> _Exercise details_:
Scan the entries below for the word "Губернатора". Copy each line that has it.

> _Data records_:
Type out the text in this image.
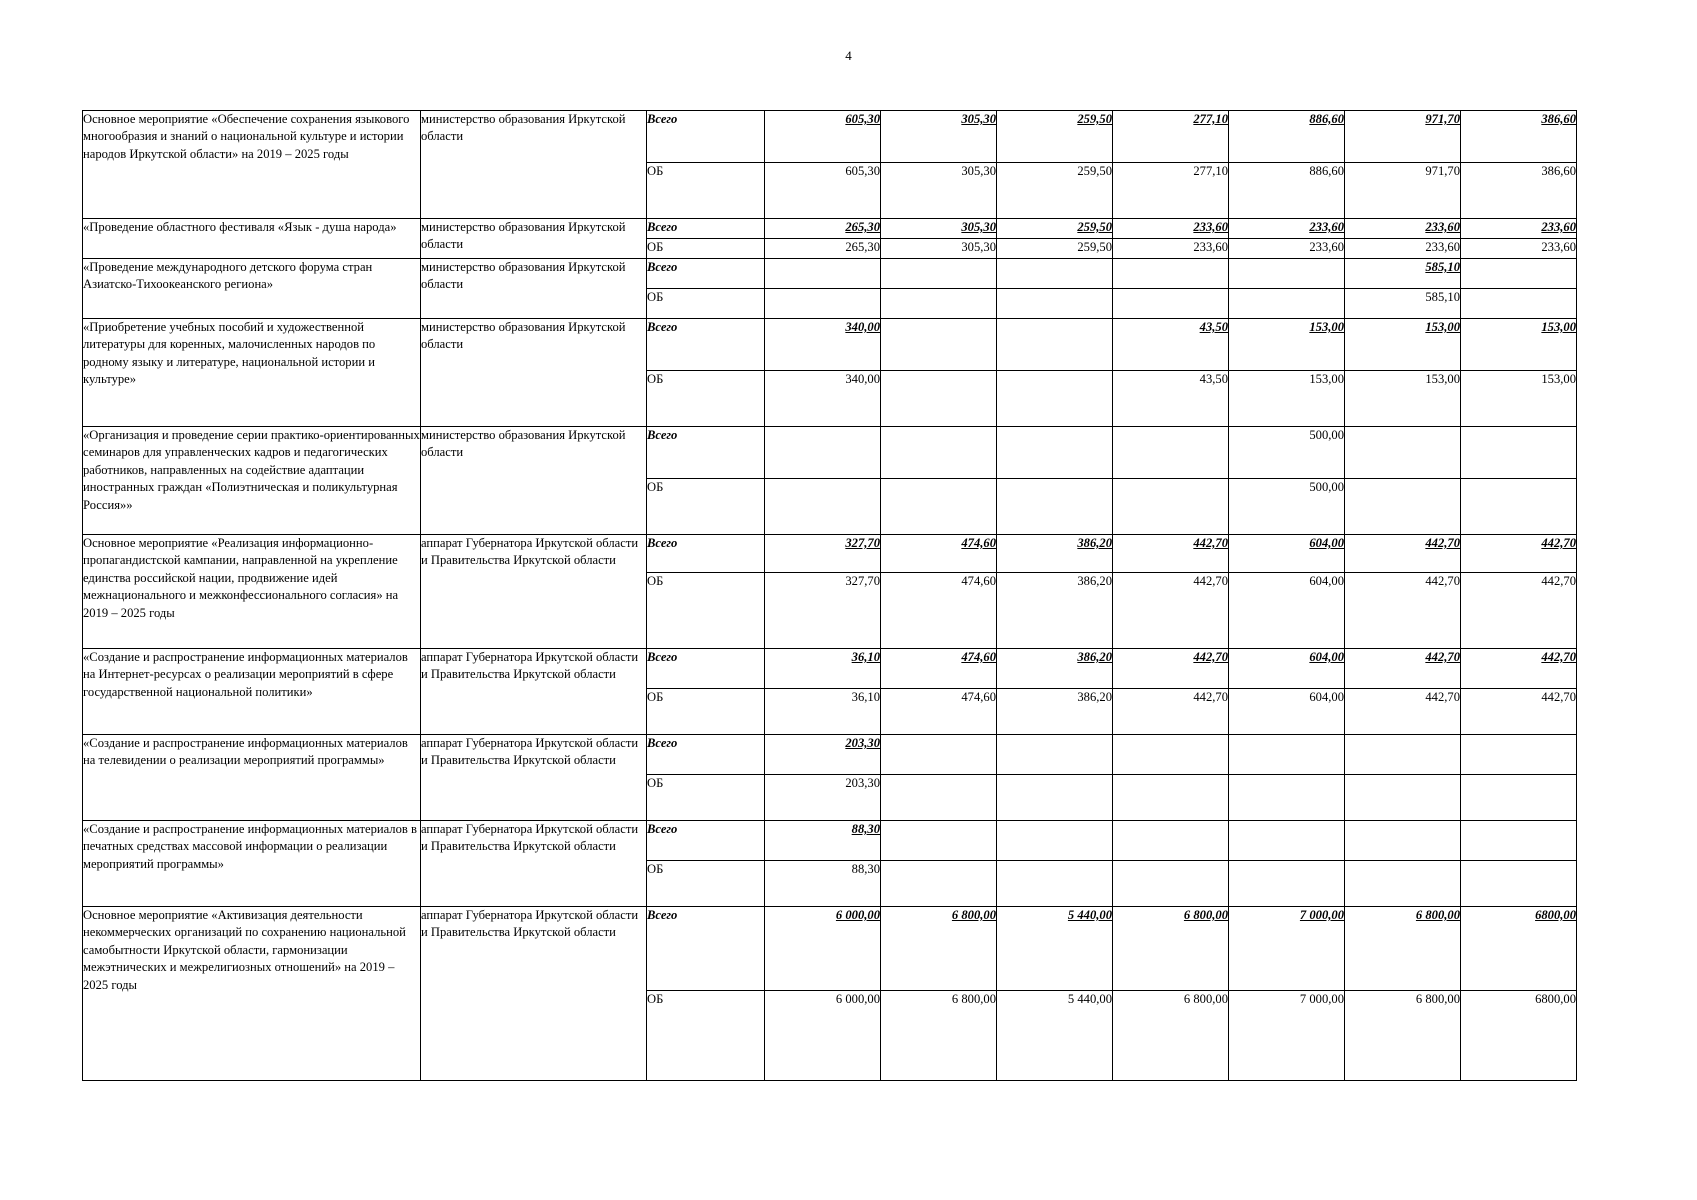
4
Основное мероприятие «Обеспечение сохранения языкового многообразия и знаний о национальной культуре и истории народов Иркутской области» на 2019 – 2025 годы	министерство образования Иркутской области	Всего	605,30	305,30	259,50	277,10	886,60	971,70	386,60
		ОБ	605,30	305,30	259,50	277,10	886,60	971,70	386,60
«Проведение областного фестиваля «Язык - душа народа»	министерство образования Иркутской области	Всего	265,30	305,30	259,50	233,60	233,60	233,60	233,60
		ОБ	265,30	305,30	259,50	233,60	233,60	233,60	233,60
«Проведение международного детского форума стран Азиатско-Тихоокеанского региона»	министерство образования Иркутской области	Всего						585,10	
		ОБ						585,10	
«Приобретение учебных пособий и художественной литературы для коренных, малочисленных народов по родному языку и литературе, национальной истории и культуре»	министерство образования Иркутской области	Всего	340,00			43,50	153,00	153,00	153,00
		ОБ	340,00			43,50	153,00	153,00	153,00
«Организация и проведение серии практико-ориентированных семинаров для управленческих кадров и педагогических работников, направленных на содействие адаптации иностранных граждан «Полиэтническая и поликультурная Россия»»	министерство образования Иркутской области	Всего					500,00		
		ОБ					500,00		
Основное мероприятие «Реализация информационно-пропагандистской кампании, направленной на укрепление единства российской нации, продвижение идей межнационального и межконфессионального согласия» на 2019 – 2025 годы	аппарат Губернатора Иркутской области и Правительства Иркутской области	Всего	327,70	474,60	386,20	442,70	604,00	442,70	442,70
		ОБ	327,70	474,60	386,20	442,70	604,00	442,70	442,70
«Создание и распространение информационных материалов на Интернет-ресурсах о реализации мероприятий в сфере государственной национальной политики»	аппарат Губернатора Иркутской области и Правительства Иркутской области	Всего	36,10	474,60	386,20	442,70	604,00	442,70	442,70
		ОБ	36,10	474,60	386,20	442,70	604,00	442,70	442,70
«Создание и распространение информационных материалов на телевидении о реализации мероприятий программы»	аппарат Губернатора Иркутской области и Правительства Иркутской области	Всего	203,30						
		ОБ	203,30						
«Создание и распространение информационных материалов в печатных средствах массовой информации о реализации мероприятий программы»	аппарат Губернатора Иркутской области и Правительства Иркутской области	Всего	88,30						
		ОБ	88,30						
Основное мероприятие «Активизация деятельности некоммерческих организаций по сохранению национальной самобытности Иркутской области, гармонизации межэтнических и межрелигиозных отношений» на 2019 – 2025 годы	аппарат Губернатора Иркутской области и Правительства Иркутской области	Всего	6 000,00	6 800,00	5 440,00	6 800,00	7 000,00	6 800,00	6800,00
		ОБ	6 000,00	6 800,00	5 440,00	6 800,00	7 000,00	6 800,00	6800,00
---
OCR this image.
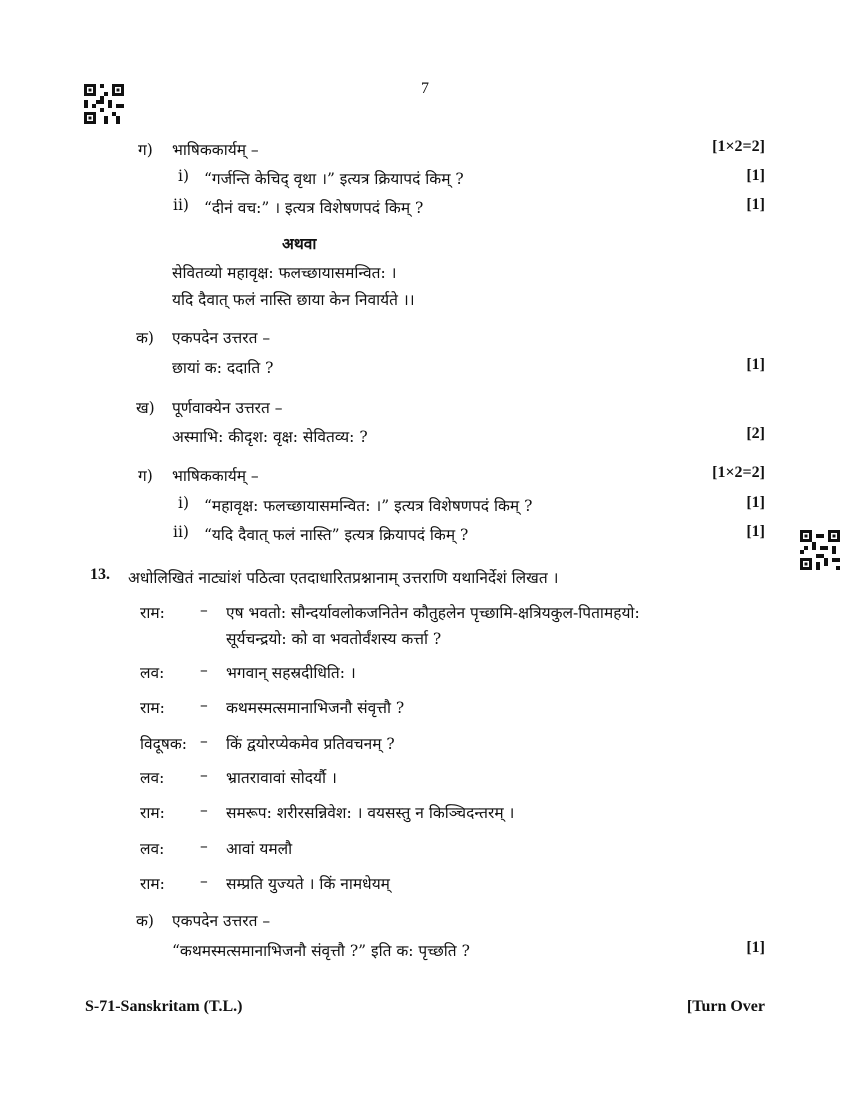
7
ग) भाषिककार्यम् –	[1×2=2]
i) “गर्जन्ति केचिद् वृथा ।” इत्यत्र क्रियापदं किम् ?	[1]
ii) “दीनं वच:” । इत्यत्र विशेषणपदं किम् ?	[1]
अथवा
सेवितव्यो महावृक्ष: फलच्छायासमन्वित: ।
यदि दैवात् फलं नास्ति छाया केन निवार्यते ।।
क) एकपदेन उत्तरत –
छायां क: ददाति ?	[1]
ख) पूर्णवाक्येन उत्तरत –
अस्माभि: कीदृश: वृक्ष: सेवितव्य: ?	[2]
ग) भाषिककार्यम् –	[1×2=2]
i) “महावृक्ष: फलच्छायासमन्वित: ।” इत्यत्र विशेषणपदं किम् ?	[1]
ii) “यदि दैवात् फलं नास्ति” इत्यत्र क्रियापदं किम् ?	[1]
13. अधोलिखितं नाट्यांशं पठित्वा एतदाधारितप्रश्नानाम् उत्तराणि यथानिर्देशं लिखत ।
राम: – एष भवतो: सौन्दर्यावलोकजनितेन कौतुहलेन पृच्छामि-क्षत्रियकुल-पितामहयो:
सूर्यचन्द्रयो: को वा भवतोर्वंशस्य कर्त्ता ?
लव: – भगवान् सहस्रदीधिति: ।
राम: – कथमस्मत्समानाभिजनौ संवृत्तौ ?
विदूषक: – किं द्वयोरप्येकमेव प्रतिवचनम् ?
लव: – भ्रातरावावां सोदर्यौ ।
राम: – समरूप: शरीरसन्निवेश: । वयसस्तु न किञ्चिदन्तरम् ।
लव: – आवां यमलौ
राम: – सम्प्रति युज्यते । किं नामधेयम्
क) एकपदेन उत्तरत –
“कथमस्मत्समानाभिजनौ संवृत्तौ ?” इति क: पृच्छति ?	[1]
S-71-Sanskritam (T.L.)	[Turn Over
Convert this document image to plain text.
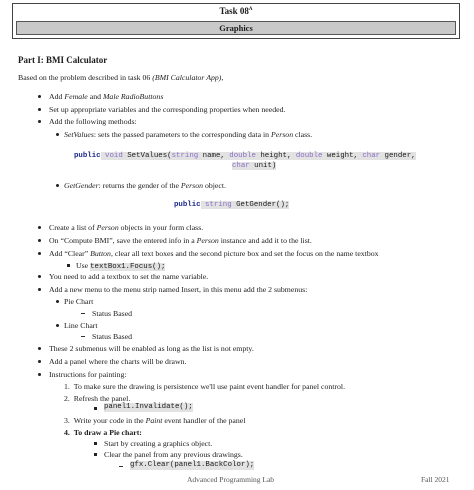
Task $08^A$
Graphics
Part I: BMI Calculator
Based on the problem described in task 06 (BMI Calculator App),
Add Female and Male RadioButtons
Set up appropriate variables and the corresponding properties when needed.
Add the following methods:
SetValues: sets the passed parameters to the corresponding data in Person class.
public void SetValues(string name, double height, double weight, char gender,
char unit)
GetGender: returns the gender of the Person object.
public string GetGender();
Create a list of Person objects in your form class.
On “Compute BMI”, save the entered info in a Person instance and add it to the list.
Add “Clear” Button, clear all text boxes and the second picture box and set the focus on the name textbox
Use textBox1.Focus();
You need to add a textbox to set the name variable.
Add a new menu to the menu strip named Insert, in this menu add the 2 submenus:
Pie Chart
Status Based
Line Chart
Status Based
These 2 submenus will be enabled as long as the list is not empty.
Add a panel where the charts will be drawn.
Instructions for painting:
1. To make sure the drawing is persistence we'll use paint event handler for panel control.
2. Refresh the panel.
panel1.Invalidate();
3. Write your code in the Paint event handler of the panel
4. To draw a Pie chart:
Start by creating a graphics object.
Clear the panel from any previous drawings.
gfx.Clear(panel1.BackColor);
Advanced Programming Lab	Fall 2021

> _Expected output_:
Основное мероприятие «Реализация информационно-пропагандистской кампании, направленной на укрепление единства российской нации, продвижение идей межнационального и межконфессионального согласия» на 2019 – 2025 годы	аппарат Губернатора Иркутской области и Правительства Иркутской области	Всего	327,70	474,60	386,20	442,70	604,00	442,70	442,70
«Создание и распространение информационных материалов на Интернет-ресурсах о реализации мероприятий в сфере государственной национальной политики»	аппарат Губернатора Иркутской области и Правительства Иркутской области	Всего	36,10	474,60	386,20	442,70	604,00	442,70	442,70
«Создание и распространение информационных материалов на телевидении о реализации мероприятий программы»	аппарат Губернатора Иркутской области и Правительства Иркутской области	Всего	203,30						
«Создание и распространение информационных материалов в печатных средствах массовой информации о реализации мероприятий программы»	аппарат Губернатора Иркутской области и Правительства Иркутской области	Всего	88,30						
Основное мероприятие «Активизация деятельности некоммерческих организаций по сохранению национальной самобытности Иркутской области, гармонизации межэтнических и межрелигиозных отношений» на 2019 – 2025 годы	аппарат Губернатора Иркутской области и Правительства Иркутской области	Всего	6 000,00	6 800,00	5 440,00	6 800,00	7 000,00	6 800,00	6800,00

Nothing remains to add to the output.